→ **Prompt**
Reproduce all the entries exactly.

>> BEGIN

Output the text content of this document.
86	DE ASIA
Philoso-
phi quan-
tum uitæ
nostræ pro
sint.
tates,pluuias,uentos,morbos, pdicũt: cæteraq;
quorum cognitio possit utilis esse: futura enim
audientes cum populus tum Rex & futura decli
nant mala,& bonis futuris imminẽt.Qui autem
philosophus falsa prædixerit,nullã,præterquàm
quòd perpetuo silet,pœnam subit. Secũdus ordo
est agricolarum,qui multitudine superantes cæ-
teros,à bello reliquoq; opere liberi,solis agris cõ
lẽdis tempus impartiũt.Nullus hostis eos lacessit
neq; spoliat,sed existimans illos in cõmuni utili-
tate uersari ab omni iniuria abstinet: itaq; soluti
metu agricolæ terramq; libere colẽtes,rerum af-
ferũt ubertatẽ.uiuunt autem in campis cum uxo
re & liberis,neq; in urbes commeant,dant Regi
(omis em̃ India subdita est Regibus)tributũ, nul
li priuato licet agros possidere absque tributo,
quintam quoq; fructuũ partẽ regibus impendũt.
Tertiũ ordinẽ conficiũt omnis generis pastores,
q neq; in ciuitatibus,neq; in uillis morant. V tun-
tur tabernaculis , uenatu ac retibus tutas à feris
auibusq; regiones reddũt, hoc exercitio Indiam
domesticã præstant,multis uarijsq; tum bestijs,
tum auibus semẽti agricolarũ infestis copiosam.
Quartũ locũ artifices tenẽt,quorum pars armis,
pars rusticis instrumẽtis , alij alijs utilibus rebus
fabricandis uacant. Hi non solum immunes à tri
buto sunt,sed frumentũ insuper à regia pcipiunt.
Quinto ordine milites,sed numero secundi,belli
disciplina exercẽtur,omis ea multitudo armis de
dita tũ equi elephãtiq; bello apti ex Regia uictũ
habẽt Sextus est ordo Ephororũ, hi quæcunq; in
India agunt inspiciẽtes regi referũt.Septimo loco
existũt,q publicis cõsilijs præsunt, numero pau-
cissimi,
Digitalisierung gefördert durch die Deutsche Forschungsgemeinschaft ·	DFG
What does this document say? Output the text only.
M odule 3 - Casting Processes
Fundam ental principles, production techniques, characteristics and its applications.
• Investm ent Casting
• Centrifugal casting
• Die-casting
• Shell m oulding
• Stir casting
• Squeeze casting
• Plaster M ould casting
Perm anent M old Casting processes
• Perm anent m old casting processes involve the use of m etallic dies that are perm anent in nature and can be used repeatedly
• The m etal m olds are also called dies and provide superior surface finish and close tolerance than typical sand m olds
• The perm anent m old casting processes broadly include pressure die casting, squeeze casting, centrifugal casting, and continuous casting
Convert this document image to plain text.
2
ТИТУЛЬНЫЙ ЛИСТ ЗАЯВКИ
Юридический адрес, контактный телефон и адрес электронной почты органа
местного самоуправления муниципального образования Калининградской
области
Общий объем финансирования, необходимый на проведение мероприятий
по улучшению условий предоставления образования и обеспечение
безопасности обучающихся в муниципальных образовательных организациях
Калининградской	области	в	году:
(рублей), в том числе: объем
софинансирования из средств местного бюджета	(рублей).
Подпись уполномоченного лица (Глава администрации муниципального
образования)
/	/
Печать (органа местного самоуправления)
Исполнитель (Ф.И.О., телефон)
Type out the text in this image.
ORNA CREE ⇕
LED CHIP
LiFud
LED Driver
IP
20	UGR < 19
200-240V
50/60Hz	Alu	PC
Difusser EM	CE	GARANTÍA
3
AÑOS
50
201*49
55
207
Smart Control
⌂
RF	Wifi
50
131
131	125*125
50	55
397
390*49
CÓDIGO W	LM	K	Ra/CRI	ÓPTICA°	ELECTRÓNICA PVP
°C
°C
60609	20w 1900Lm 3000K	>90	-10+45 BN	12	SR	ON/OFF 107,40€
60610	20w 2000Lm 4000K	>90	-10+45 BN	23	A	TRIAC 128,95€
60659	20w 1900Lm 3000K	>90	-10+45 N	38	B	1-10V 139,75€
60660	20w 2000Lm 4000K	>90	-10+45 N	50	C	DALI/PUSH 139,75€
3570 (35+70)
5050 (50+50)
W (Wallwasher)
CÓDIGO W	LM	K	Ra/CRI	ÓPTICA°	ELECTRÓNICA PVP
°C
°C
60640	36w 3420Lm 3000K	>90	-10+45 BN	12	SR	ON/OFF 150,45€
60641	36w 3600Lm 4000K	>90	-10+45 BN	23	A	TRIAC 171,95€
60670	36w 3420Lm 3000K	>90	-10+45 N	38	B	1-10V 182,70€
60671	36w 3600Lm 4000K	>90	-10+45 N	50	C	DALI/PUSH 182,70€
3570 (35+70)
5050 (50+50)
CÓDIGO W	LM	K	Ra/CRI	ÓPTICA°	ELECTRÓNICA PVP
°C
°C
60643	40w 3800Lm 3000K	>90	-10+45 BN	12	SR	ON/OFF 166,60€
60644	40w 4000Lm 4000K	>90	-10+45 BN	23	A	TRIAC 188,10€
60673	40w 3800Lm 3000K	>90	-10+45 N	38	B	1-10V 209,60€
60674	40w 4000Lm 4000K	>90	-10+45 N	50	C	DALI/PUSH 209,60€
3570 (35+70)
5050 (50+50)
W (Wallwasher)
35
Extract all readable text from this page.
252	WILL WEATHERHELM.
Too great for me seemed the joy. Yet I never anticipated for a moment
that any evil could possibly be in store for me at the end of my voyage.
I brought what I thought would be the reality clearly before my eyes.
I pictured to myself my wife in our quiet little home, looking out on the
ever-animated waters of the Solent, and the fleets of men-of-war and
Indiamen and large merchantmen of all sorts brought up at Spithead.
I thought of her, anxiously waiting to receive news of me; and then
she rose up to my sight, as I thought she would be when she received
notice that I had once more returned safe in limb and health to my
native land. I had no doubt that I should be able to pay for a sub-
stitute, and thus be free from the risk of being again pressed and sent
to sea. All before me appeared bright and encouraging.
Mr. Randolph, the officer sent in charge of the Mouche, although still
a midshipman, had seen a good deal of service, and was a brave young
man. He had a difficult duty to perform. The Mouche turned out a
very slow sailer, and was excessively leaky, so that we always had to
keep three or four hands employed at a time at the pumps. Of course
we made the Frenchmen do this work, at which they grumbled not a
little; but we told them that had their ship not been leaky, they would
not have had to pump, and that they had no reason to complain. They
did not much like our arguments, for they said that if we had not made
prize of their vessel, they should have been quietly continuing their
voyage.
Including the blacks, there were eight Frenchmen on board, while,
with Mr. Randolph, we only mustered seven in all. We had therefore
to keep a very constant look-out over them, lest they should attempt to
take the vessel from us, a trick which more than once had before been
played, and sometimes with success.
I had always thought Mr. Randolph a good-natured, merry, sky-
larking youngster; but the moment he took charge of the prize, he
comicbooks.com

>> END

→ **Solution below**
Output the text content of this document.
86	DE ASIA
Philoso-
phi quan-
tum uitæ
nostræ pro
sint.
tates,pluuias,uentos,morbos, pdicũt: cæteraq;
quorum cognitio possit utilis esse: futura enim
audientes cum populus tum Rex & futura decli
nant mala,& bonis futuris imminẽt.Qui autem
philosophus falsa prædixerit,nullã,præterquàm
quòd perpetuo silet,pœnam subit. Secũdus ordo
est agricolarum,qui multitudine superantes cæ-
teros,à bello reliquoq; opere liberi,solis agris cõ
lẽdis tempus impartiũt.Nullus hostis eos lacessit
neq; spoliat,sed existimans illos in cõmuni utili-
tate uersari ab omni iniuria abstinet: itaq; soluti
metu agricolæ terramq; libere colẽtes,rerum af-
ferũt ubertatẽ.uiuunt autem in campis cum uxo
re & liberis,neq; in urbes commeant,dant Regi
(omis em̃ India subdita est Regibus)tributũ, nul
li priuato licet agros possidere absque tributo,
quintam quoq; fructuũ partẽ regibus impendũt.
Tertiũ ordinẽ conficiũt omnis generis pastores,
q neq; in ciuitatibus,neq; in uillis morant. V tun-
tur tabernaculis , uenatu ac retibus tutas à feris
auibusq; regiones reddũt, hoc exercitio Indiam
domesticã præstant,multis uarijsq; tum bestijs,
tum auibus semẽti agricolarũ infestis copiosam.
Quartũ locũ artifices tenẽt,quorum pars armis,
pars rusticis instrumẽtis , alij alijs utilibus rebus
fabricandis uacant. Hi non solum immunes à tri
buto sunt,sed frumentũ insuper à regia pcipiunt.
Quinto ordine milites,sed numero secundi,belli
disciplina exercẽtur,omis ea multitudo armis de
dita tũ equi elephãtiq; bello apti ex Regia uictũ
habẽt Sextus est ordo Ephororũ, hi quæcunq; in
India agunt inspiciẽtes regi referũt.Septimo loco
existũt,q publicis cõsilijs præsunt, numero pau-
cissimi,
Digitalisierung gefördert durch die Deutsche Forschungsgemeinschaft ·	DFG
What does this document say? Output the text only.
M odule 3 - Casting Processes
Fundam ental principles, production techniques, characteristics and its applications.
• Investm ent Casting
• Centrifugal casting
• Die-casting
• Shell m oulding
• Stir casting
• Squeeze casting
• Plaster M ould casting
Perm anent M old Casting processes
• Perm anent m old casting processes involve the use of m etallic dies that are perm anent in nature and can be used repeatedly
• The m etal m olds are also called dies and provide superior surface finish and close tolerance than typical sand m olds
• The perm anent m old casting processes broadly include pressure die casting, squeeze casting, centrifugal casting, and continuous casting
Convert this document image to plain text.
2
ТИТУЛЬНЫЙ ЛИСТ ЗАЯВКИ
Юридический адрес, контактный телефон и адрес электронной почты органа
местного самоуправления муниципального образования Калининградской
области
Общий объем финансирования, необходимый на проведение мероприятий
по улучшению условий предоставления образования и обеспечение
безопасности обучающихся в муниципальных образовательных организациях
Калининградской	области	в	году:
(рублей), в том числе: объем
софинансирования из средств местного бюджета	(рублей).
Подпись уполномоченного лица (Глава администрации муниципального
образования)
/	/
Печать (органа местного самоуправления)
Исполнитель (Ф.И.О., телефон)
Type out the text in this image.
ORNA CREE ⇕
LED CHIP
LiFud
LED Driver
IP
20	UGR < 19
200-240V
50/60Hz	Alu	PC
Difusser EM	CE	GARANTÍA
3
AÑOS
50
201*49
55
207
Smart Control
⌂
RF	Wifi
50
131
131	125*125
50	55
397
390*49
CÓDIGO W	LM	K	Ra/CRI	ÓPTICA°	ELECTRÓNICA PVP
°C
°C
60609	20w 1900Lm 3000K	>90	-10+45 BN	12	SR	ON/OFF 107,40€
60610	20w 2000Lm 4000K	>90	-10+45 BN	23	A	TRIAC 128,95€
60659	20w 1900Lm 3000K	>90	-10+45 N	38	B	1-10V 139,75€
60660	20w 2000Lm 4000K	>90	-10+45 N	50	C	DALI/PUSH 139,75€
3570 (35+70)
5050 (50+50)
W (Wallwasher)
CÓDIGO W	LM	K	Ra/CRI	ÓPTICA°	ELECTRÓNICA PVP
°C
°C
60640	36w 3420Lm 3000K	>90	-10+45 BN	12	SR	ON/OFF 150,45€
60641	36w 3600Lm 4000K	>90	-10+45 BN	23	A	TRIAC 171,95€
60670	36w 3420Lm 3000K	>90	-10+45 N	38	B	1-10V 182,70€
60671	36w 3600Lm 4000K	>90	-10+45 N	50	C	DALI/PUSH 182,70€
3570 (35+70)
5050 (50+50)
CÓDIGO W	LM	K	Ra/CRI	ÓPTICA°	ELECTRÓNICA PVP
°C
°C
60643	40w 3800Lm 3000K	>90	-10+45 BN	12	SR	ON/OFF 166,60€
60644	40w 4000Lm 4000K	>90	-10+45 BN	23	A	TRIAC 188,10€
60673	40w 3800Lm 3000K	>90	-10+45 N	38	B	1-10V 209,60€
60674	40w 4000Lm 4000K	>90	-10+45 N	50	C	DALI/PUSH 209,60€
3570 (35+70)
5050 (50+50)
W (Wallwasher)
35
Extract all readable text from this page.
252	WILL WEATHERHELM.
Too great for me seemed the joy. Yet I never anticipated for a moment
that any evil could possibly be in store for me at the end of my voyage.
I brought what I thought would be the reality clearly before my eyes.
I pictured to myself my wife in our quiet little home, looking out on the
ever-animated waters of the Solent, and the fleets of men-of-war and
Indiamen and large merchantmen of all sorts brought up at Spithead.
I thought of her, anxiously waiting to receive news of me; and then
she rose up to my sight, as I thought she would be when she received
notice that I had once more returned safe in limb and health to my
native land. I had no doubt that I should be able to pay for a sub-
stitute, and thus be free from the risk of being again pressed and sent
to sea. All before me appeared bright and encouraging.
Mr. Randolph, the officer sent in charge of the Mouche, although still
a midshipman, had seen a good deal of service, and was a brave young
man. He had a difficult duty to perform. The Mouche turned out a
very slow sailer, and was excessively leaky, so that we always had to
keep three or four hands employed at a time at the pumps. Of course
we made the Frenchmen do this work, at which they grumbled not a
little; but we told them that had their ship not been leaky, they would
not have had to pump, and that they had no reason to complain. They
did not much like our arguments, for they said that if we had not made
prize of their vessel, they should have been quietly continuing their
voyage.
Including the blacks, there were eight Frenchmen on board, while,
with Mr. Randolph, we only mustered seven in all. We had therefore
to keep a very constant look-out over them, lest they should attempt to
take the vessel from us, a trick which more than once had before been
played, and sometimes with success.
I had always thought Mr. Randolph a good-natured, merry, sky-
larking youngster; but the moment he took charge of the prize, he
comicbooks.com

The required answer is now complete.